WHAT NEEDS TO BE DONE:
Below are records to be output exactly, every one of them.

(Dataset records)
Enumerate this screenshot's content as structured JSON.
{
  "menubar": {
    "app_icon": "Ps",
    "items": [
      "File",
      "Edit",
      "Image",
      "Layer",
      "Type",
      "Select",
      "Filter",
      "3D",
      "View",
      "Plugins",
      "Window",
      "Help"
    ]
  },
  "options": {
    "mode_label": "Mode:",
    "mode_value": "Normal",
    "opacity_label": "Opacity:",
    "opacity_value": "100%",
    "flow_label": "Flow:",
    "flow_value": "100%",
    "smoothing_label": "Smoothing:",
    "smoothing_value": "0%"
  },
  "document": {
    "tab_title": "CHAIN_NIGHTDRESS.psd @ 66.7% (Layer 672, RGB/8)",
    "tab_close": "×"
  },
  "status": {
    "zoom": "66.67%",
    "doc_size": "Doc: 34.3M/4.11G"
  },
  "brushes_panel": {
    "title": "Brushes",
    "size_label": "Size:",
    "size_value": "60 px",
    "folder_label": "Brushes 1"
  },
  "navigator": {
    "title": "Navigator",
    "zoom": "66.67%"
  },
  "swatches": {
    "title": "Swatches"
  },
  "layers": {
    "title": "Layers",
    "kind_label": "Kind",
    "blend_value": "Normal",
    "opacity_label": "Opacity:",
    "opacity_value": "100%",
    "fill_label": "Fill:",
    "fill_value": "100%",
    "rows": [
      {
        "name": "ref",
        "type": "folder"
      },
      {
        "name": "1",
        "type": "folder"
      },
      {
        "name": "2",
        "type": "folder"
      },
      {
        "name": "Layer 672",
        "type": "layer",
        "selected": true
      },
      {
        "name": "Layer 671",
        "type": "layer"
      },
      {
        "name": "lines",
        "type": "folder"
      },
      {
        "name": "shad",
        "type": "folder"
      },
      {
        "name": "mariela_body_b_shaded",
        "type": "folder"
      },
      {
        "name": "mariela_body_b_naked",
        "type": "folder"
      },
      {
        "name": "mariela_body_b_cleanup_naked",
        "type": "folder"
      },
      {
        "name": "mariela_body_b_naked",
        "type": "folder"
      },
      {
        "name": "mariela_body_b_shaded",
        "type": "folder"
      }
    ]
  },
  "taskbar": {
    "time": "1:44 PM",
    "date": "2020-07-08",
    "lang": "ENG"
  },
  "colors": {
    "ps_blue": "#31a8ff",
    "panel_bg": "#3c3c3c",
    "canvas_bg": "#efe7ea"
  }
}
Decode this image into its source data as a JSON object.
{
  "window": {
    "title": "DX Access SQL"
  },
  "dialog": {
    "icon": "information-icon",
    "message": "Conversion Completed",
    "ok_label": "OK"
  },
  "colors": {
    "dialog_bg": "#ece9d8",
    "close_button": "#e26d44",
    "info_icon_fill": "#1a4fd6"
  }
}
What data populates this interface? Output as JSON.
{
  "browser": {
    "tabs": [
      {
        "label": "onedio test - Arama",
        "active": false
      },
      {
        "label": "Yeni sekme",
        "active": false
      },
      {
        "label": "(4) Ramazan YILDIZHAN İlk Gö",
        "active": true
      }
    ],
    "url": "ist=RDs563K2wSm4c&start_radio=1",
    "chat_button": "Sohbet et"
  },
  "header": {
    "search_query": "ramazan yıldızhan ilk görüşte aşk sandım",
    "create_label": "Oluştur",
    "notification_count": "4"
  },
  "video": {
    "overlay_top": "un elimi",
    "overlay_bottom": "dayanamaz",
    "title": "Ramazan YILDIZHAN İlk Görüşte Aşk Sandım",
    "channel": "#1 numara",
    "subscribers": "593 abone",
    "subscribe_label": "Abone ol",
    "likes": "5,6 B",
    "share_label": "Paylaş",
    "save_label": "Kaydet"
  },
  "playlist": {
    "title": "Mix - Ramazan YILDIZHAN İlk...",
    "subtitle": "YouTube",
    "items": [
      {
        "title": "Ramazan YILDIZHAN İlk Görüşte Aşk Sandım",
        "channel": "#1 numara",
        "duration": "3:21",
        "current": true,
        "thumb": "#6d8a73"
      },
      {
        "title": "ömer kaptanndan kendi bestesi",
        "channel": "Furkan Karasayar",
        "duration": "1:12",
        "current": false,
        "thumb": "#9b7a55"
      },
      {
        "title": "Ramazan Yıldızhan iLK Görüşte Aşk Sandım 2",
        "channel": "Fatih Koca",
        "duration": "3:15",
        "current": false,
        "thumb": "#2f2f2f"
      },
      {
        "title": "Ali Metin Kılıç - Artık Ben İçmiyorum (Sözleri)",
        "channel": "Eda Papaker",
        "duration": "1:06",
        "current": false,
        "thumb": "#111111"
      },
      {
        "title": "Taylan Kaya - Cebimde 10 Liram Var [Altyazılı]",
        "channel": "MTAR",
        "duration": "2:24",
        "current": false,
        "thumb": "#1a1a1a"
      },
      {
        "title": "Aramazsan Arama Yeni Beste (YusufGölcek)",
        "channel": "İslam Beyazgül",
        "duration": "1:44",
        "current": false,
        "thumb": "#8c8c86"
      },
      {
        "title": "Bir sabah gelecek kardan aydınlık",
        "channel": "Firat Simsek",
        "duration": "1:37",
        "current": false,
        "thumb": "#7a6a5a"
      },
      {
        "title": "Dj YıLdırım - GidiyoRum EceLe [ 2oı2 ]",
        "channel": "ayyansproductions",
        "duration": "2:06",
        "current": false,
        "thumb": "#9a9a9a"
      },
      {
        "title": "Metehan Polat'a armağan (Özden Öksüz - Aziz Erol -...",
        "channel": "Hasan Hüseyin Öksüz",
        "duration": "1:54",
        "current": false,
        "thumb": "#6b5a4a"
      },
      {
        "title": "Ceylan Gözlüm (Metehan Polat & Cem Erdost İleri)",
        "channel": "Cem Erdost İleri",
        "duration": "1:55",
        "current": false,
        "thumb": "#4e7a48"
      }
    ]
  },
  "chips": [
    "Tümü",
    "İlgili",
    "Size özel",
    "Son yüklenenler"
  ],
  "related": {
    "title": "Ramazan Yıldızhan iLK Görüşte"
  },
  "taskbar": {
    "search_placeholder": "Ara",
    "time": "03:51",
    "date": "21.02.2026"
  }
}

RESULT FOR THIS TASK:
Enumerate this screenshot's content as structured JSON.
{
  "menubar": {
    "app_icon": "Ps",
    "items": [
      "File",
      "Edit",
      "Image",
      "Layer",
      "Type",
      "Select",
      "Filter",
      "3D",
      "View",
      "Plugins",
      "Window",
      "Help"
    ]
  },
  "options": {
    "mode_label": "Mode:",
    "mode_value": "Normal",
    "opacity_label": "Opacity:",
    "opacity_value": "100%",
    "flow_label": "Flow:",
    "flow_value": "100%",
    "smoothing_label": "Smoothing:",
    "smoothing_value": "0%"
  },
  "document": {
    "tab_title": "CHAIN_NIGHTDRESS.psd @ 66.7% (Layer 672, RGB/8)",
    "tab_close": "×"
  },
  "status": {
    "zoom": "66.67%",
    "doc_size": "Doc: 34.3M/4.11G"
  },
  "brushes_panel": {
    "title": "Brushes",
    "size_label": "Size:",
    "size_value": "60 px",
    "folder_label": "Brushes 1"
  },
  "navigator": {
    "title": "Navigator",
    "zoom": "66.67%"
  },
  "swatches": {
    "title": "Swatches"
  },
  "layers": {
    "title": "Layers",
    "kind_label": "Kind",
    "blend_value": "Normal",
    "opacity_label": "Opacity:",
    "opacity_value": "100%",
    "fill_label": "Fill:",
    "fill_value": "100%",
    "rows": [
      {
        "name": "ref",
        "type": "folder"
      },
      {
        "name": "1",
        "type": "folder"
      },
      {
        "name": "2",
        "type": "folder"
      },
      {
        "name": "Layer 672",
        "type": "layer",
        "selected": true
      },
      {
        "name": "Layer 671",
        "type": "layer"
      },
      {
        "name": "lines",
        "type": "folder"
      },
      {
        "name": "shad",
        "type": "folder"
      },
      {
        "name": "mariela_body_b_shaded",
        "type": "folder"
      },
      {
        "name": "mariela_body_b_naked",
        "type": "folder"
      },
      {
        "name": "mariela_body_b_cleanup_naked",
        "type": "folder"
      },
      {
        "name": "mariela_body_b_naked",
        "type": "folder"
      },
      {
        "name": "mariela_body_b_shaded",
        "type": "folder"
      }
    ]
  },
  "taskbar": {
    "time": "1:44 PM",
    "date": "2020-07-08",
    "lang": "ENG"
  },
  "colors": {
    "ps_blue": "#31a8ff",
    "panel_bg": "#3c3c3c",
    "canvas_bg": "#efe7ea"
  }
}
Decode this image into its source data as a JSON object.
{
  "window": {
    "title": "DX Access SQL"
  },
  "dialog": {
    "icon": "information-icon",
    "message": "Conversion Completed",
    "ok_label": "OK"
  },
  "colors": {
    "dialog_bg": "#ece9d8",
    "close_button": "#e26d44",
    "info_icon_fill": "#1a4fd6"
  }
}
What data populates this interface? Output as JSON.
{
  "browser": {
    "tabs": [
      {
        "label": "onedio test - Arama",
        "active": false
      },
      {
        "label": "Yeni sekme",
        "active": false
      },
      {
        "label": "(4) Ramazan YILDIZHAN İlk Gö",
        "active": true
      }
    ],
    "url": "ist=RDs563K2wSm4c&start_radio=1",
    "chat_button": "Sohbet et"
  },
  "header": {
    "search_query": "ramazan yıldızhan ilk görüşte aşk sandım",
    "create_label": "Oluştur",
    "notification_count": "4"
  },
  "video": {
    "overlay_top": "un elimi",
    "overlay_bottom": "dayanamaz",
    "title": "Ramazan YILDIZHAN İlk Görüşte Aşk Sandım",
    "channel": "#1 numara",
    "subscribers": "593 abone",
    "subscribe_label": "Abone ol",
    "likes": "5,6 B",
    "share_label": "Paylaş",
    "save_label": "Kaydet"
  },
  "playlist": {
    "title": "Mix - Ramazan YILDIZHAN İlk...",
    "subtitle": "YouTube",
    "items": [
      {
        "title": "Ramazan YILDIZHAN İlk Görüşte Aşk Sandım",
        "channel": "#1 numara",
        "duration": "3:21",
        "current": true,
        "thumb": "#6d8a73"
      },
      {
        "title": "ömer kaptanndan kendi bestesi",
        "channel": "Furkan Karasayar",
        "duration": "1:12",
        "current": false,
        "thumb": "#9b7a55"
      },
      {
        "title": "Ramazan Yıldızhan iLK Görüşte Aşk Sandım 2",
        "channel": "Fatih Koca",
        "duration": "3:15",
        "current": false,
        "thumb": "#2f2f2f"
      },
      {
        "title": "Ali Metin Kılıç - Artık Ben İçmiyorum (Sözleri)",
        "channel": "Eda Papaker",
        "duration": "1:06",
        "current": false,
        "thumb": "#111111"
      },
      {
        "title": "Taylan Kaya - Cebimde 10 Liram Var [Altyazılı]",
        "channel": "MTAR",
        "duration": "2:24",
        "current": false,
        "thumb": "#1a1a1a"
      },
      {
        "title": "Aramazsan Arama Yeni Beste (YusufGölcek)",
        "channel": "İslam Beyazgül",
        "duration": "1:44",
        "current": false,
        "thumb": "#8c8c86"
      },
      {
        "title": "Bir sabah gelecek kardan aydınlık",
        "channel": "Firat Simsek",
        "duration": "1:37",
        "current": false,
        "thumb": "#7a6a5a"
      },
      {
        "title": "Dj YıLdırım - GidiyoRum EceLe [ 2oı2 ]",
        "channel": "ayyansproductions",
        "duration": "2:06",
        "current": false,
        "thumb": "#9a9a9a"
      },
      {
        "title": "Metehan Polat'a armağan (Özden Öksüz - Aziz Erol -...",
        "channel": "Hasan Hüseyin Öksüz",
        "duration": "1:54",
        "current": false,
        "thumb": "#6b5a4a"
      },
      {
        "title": "Ceylan Gözlüm (Metehan Polat & Cem Erdost İleri)",
        "channel": "Cem Erdost İleri",
        "duration": "1:55",
        "current": false,
        "thumb": "#4e7a48"
      }
    ]
  },
  "chips": [
    "Tümü",
    "İlgili",
    "Size özel",
    "Son yüklenenler"
  ],
  "related": {
    "title": "Ramazan Yıldızhan iLK Görüşte"
  },
  "taskbar": {
    "search_placeholder": "Ara",
    "time": "03:51",
    "date": "21.02.2026"
  }
}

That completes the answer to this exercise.